Look through the material and copy each line holding "dans".
━━ INPUT
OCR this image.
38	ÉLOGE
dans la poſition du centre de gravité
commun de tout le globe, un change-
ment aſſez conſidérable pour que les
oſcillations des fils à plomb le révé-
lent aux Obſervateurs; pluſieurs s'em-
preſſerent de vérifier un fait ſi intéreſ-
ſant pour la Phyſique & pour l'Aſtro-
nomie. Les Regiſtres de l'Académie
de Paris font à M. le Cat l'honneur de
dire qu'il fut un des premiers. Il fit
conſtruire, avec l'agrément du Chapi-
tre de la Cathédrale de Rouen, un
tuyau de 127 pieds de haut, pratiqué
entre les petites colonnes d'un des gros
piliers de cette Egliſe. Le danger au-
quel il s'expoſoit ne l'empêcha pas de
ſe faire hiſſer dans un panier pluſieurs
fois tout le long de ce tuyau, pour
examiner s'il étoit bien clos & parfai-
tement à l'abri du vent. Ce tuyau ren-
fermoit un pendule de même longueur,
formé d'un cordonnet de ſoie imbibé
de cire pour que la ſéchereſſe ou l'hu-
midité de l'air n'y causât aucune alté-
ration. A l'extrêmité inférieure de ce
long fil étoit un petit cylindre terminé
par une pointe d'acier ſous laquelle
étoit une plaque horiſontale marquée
━━━━
_RESULT OF THE TASK_
dans la poſition du centre de gravité
ſe faire hiſſer dans un panier pluſieurs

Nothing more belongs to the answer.